- [Exercise goal] Show, in full, each line of the data that contains "text".

Some records

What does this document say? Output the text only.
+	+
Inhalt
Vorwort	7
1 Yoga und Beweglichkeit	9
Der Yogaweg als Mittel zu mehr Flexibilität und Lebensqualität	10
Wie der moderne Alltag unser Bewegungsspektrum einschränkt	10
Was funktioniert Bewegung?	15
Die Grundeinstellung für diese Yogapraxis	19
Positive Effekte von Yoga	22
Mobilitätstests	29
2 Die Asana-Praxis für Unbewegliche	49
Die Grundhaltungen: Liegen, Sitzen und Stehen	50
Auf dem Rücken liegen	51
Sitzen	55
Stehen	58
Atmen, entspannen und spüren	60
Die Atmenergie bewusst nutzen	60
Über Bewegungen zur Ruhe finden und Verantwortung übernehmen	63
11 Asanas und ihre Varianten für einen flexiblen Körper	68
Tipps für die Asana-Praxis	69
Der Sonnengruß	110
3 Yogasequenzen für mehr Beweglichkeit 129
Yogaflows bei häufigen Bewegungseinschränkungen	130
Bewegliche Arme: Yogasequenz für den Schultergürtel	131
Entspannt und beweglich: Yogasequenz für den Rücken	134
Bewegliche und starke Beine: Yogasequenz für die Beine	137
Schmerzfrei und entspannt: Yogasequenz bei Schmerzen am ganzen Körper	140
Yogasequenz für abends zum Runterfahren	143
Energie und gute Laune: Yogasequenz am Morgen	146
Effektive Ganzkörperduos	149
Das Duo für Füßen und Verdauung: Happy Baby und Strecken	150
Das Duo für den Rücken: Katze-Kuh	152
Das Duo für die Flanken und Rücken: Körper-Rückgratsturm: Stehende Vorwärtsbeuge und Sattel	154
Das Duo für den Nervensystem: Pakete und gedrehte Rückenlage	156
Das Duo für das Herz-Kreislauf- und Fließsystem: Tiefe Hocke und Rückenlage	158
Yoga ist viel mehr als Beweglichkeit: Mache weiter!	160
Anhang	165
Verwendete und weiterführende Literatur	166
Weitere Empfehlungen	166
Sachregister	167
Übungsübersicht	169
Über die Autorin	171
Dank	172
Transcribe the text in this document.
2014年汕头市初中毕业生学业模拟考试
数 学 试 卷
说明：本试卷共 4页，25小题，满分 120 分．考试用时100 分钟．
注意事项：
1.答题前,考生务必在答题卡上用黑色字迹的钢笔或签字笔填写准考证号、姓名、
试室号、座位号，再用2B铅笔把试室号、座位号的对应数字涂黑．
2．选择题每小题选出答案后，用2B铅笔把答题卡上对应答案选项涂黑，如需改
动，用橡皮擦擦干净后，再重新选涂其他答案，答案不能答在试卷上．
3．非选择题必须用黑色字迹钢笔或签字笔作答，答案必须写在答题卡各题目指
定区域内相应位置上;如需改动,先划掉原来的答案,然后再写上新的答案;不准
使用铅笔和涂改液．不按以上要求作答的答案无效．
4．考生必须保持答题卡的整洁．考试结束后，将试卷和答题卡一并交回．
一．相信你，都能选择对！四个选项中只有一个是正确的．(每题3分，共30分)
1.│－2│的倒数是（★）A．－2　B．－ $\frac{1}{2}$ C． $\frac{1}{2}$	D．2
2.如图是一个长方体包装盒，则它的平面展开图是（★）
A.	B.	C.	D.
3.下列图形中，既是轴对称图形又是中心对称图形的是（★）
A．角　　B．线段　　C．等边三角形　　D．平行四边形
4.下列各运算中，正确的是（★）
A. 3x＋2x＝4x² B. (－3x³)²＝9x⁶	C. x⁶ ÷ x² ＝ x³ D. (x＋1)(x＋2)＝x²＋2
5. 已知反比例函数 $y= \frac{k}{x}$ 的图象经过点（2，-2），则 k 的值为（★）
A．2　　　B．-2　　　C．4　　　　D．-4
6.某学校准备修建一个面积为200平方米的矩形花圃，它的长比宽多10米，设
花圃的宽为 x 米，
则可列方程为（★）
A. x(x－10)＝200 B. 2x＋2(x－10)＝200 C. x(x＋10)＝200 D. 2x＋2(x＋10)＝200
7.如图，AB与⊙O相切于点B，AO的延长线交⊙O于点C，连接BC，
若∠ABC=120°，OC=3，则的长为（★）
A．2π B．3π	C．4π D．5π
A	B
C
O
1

- [Worked solution]
What does this document say? Output the text only.
Transcribe the text in this document.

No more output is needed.